*AIM*. Copy the data precisely, keeping every character.

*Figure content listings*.
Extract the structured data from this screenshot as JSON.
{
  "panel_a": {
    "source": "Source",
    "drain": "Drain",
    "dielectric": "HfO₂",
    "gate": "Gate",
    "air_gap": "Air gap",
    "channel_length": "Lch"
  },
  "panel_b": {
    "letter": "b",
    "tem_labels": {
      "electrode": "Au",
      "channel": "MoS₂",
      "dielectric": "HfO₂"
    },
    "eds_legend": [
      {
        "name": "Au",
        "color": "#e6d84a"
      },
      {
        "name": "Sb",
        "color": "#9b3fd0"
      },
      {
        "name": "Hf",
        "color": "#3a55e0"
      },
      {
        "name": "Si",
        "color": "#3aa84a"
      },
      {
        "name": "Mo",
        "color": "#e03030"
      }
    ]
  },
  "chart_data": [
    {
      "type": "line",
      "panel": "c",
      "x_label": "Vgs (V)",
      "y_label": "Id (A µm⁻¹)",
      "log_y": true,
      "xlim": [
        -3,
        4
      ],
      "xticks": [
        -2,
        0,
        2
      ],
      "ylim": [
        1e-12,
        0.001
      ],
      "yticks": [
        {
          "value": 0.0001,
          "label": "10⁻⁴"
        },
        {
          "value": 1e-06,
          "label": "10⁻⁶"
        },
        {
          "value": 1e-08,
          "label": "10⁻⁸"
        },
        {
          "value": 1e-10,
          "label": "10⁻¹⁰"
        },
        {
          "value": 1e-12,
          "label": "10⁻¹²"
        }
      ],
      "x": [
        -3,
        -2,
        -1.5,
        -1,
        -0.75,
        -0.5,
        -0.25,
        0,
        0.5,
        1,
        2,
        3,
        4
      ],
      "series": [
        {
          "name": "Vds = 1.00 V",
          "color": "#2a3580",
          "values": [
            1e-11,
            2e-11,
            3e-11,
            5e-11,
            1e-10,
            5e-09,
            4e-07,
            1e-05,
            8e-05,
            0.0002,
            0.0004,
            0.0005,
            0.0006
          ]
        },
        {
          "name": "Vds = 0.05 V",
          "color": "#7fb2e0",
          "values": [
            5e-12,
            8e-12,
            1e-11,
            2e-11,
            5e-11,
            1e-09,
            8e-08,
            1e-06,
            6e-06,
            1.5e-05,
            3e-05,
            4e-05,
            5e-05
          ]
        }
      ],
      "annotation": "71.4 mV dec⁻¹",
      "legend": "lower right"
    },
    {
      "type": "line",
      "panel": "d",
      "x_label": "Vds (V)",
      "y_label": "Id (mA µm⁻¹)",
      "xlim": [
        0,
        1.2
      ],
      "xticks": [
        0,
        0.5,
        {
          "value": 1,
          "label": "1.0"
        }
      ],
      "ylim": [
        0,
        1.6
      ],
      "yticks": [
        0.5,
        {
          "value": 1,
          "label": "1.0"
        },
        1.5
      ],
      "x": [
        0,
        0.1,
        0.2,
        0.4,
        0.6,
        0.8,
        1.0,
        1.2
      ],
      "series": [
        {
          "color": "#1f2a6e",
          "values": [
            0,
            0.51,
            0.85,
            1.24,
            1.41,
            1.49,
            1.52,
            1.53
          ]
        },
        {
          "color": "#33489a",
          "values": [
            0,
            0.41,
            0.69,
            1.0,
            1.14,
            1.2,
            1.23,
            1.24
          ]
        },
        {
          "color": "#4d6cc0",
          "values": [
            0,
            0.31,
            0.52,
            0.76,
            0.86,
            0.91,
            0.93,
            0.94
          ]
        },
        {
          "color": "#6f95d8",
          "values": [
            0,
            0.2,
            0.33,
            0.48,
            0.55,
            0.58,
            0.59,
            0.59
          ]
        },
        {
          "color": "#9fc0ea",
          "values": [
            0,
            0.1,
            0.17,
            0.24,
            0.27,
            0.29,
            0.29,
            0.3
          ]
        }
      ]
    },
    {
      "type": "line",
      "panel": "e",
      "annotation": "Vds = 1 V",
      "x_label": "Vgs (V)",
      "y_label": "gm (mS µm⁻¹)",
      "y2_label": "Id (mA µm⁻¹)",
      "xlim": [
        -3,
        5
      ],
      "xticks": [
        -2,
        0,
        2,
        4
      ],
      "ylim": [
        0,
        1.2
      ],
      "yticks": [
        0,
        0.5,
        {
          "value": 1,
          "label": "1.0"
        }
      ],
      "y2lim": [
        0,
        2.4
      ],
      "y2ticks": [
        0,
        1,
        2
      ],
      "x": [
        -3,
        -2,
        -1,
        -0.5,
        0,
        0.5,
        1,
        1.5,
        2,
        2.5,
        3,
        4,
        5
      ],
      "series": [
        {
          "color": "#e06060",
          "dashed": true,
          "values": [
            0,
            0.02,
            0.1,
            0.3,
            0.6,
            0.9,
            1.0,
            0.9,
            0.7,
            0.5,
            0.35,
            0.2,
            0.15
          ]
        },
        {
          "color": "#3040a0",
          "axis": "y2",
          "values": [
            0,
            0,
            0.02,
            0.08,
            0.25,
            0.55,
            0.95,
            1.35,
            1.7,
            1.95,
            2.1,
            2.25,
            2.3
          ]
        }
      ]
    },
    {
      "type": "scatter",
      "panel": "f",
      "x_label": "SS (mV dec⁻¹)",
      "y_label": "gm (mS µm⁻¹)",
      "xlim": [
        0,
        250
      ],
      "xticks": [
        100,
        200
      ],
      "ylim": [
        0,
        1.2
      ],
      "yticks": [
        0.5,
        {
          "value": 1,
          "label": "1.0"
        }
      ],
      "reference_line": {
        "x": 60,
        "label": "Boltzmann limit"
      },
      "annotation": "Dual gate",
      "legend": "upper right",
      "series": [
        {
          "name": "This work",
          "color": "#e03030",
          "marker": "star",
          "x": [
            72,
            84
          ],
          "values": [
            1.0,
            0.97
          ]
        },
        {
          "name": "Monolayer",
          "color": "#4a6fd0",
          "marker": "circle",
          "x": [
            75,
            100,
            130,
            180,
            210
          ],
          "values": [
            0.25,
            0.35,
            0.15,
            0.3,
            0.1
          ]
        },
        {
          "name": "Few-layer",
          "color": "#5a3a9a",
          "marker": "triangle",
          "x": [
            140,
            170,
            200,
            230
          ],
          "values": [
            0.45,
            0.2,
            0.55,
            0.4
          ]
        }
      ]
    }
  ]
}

*FINAL RESULT*.
Extract the structured data from this screenshot as JSON.
{
  "panel_a": {
    "source": "Source",
    "drain": "Drain",
    "dielectric": "HfO₂",
    "gate": "Gate",
    "air_gap": "Air gap",
    "channel_length": "Lch"
  },
  "panel_b": {
    "letter": "b",
    "tem_labels": {
      "electrode": "Au",
      "channel": "MoS₂",
      "dielectric": "HfO₂"
    },
    "eds_legend": [
      {
        "name": "Au",
        "color": "#e6d84a"
      },
      {
        "name": "Sb",
        "color": "#9b3fd0"
      },
      {
        "name": "Hf",
        "color": "#3a55e0"
      },
      {
        "name": "Si",
        "color": "#3aa84a"
      },
      {
        "name": "Mo",
        "color": "#e03030"
      }
    ]
  },
  "chart_data": [
    {
      "type": "line",
      "panel": "c",
      "x_label": "Vgs (V)",
      "y_label": "Id (A µm⁻¹)",
      "log_y": true,
      "xlim": [
        -3,
        4
      ],
      "xticks": [
        -2,
        0,
        2
      ],
      "ylim": [
        1e-12,
        0.001
      ],
      "yticks": [
        {
          "value": 0.0001,
          "label": "10⁻⁴"
        },
        {
          "value": 1e-06,
          "label": "10⁻⁶"
        },
        {
          "value": 1e-08,
          "label": "10⁻⁸"
        },
        {
          "value": 1e-10,
          "label": "10⁻¹⁰"
        },
        {
          "value": 1e-12,
          "label": "10⁻¹²"
        }
      ],
      "x": [
        -3,
        -2,
        -1.5,
        -1,
        -0.75,
        -0.5,
        -0.25,
        0,
        0.5,
        1,
        2,
        3,
        4
      ],
      "series": [
        {
          "name": "Vds = 1.00 V",
          "color": "#2a3580",
          "values": [
            1e-11,
            2e-11,
            3e-11,
            5e-11,
            1e-10,
            5e-09,
            4e-07,
            1e-05,
            8e-05,
            0.0002,
            0.0004,
            0.0005,
            0.0006
          ]
        },
        {
          "name": "Vds = 0.05 V",
          "color": "#7fb2e0",
          "values": [
            5e-12,
            8e-12,
            1e-11,
            2e-11,
            5e-11,
            1e-09,
            8e-08,
            1e-06,
            6e-06,
            1.5e-05,
            3e-05,
            4e-05,
            5e-05
          ]
        }
      ],
      "annotation": "71.4 mV dec⁻¹",
      "legend": "lower right"
    },
    {
      "type": "line",
      "panel": "d",
      "x_label": "Vds (V)",
      "y_label": "Id (mA µm⁻¹)",
      "xlim": [
        0,
        1.2
      ],
      "xticks": [
        0,
        0.5,
        {
          "value": 1,
          "label": "1.0"
        }
      ],
      "ylim": [
        0,
        1.6
      ],
      "yticks": [
        0.5,
        {
          "value": 1,
          "label": "1.0"
        },
        1.5
      ],
      "x": [
        0,
        0.1,
        0.2,
        0.4,
        0.6,
        0.8,
        1.0,
        1.2
      ],
      "series": [
        {
          "color": "#1f2a6e",
          "values": [
            0,
            0.51,
            0.85,
            1.24,
            1.41,
            1.49,
            1.52,
            1.53
          ]
        },
        {
          "color": "#33489a",
          "values": [
            0,
            0.41,
            0.69,
            1.0,
            1.14,
            1.2,
            1.23,
            1.24
          ]
        },
        {
          "color": "#4d6cc0",
          "values": [
            0,
            0.31,
            0.52,
            0.76,
            0.86,
            0.91,
            0.93,
            0.94
          ]
        },
        {
          "color": "#6f95d8",
          "values": [
            0,
            0.2,
            0.33,
            0.48,
            0.55,
            0.58,
            0.59,
            0.59
          ]
        },
        {
          "color": "#9fc0ea",
          "values": [
            0,
            0.1,
            0.17,
            0.24,
            0.27,
            0.29,
            0.29,
            0.3
          ]
        }
      ]
    },
    {
      "type": "line",
      "panel": "e",
      "annotation": "Vds = 1 V",
      "x_label": "Vgs (V)",
      "y_label": "gm (mS µm⁻¹)",
      "y2_label": "Id (mA µm⁻¹)",
      "xlim": [
        -3,
        5
      ],
      "xticks": [
        -2,
        0,
        2,
        4
      ],
      "ylim": [
        0,
        1.2
      ],
      "yticks": [
        0,
        0.5,
        {
          "value": 1,
          "label": "1.0"
        }
      ],
      "y2lim": [
        0,
        2.4
      ],
      "y2ticks": [
        0,
        1,
        2
      ],
      "x": [
        -3,
        -2,
        -1,
        -0.5,
        0,
        0.5,
        1,
        1.5,
        2,
        2.5,
        3,
        4,
        5
      ],
      "series": [
        {
          "color": "#e06060",
          "dashed": true,
          "values": [
            0,
            0.02,
            0.1,
            0.3,
            0.6,
            0.9,
            1.0,
            0.9,
            0.7,
            0.5,
            0.35,
            0.2,
            0.15
          ]
        },
        {
          "color": "#3040a0",
          "axis": "y2",
          "values": [
            0,
            0,
            0.02,
            0.08,
            0.25,
            0.55,
            0.95,
            1.35,
            1.7,
            1.95,
            2.1,
            2.25,
            2.3
          ]
        }
      ]
    },
    {
      "type": "scatter",
      "panel": "f",
      "x_label": "SS (mV dec⁻¹)",
      "y_label": "gm (mS µm⁻¹)",
      "xlim": [
        0,
        250
      ],
      "xticks": [
        100,
        200
      ],
      "ylim": [
        0,
        1.2
      ],
      "yticks": [
        0.5,
        {
          "value": 1,
          "label": "1.0"
        }
      ],
      "reference_line": {
        "x": 60,
        "label": "Boltzmann limit"
      },
      "annotation": "Dual gate",
      "legend": "upper right",
      "series": [
        {
          "name": "This work",
          "color": "#e03030",
          "marker": "star",
          "x": [
            72,
            84
          ],
          "values": [
            1.0,
            0.97
          ]
        },
        {
          "name": "Monolayer",
          "color": "#4a6fd0",
          "marker": "circle",
          "x": [
            75,
            100,
            130,
            180,
            210
          ],
          "values": [
            0.25,
            0.35,
            0.15,
            0.3,
            0.1
          ]
        },
        {
          "name": "Few-layer",
          "color": "#5a3a9a",
          "marker": "triangle",
          "x": [
            140,
            170,
            200,
            230
          ],
          "values": [
            0.45,
            0.2,
            0.55,
            0.4
          ]
        }
      ]
    }
  ]
}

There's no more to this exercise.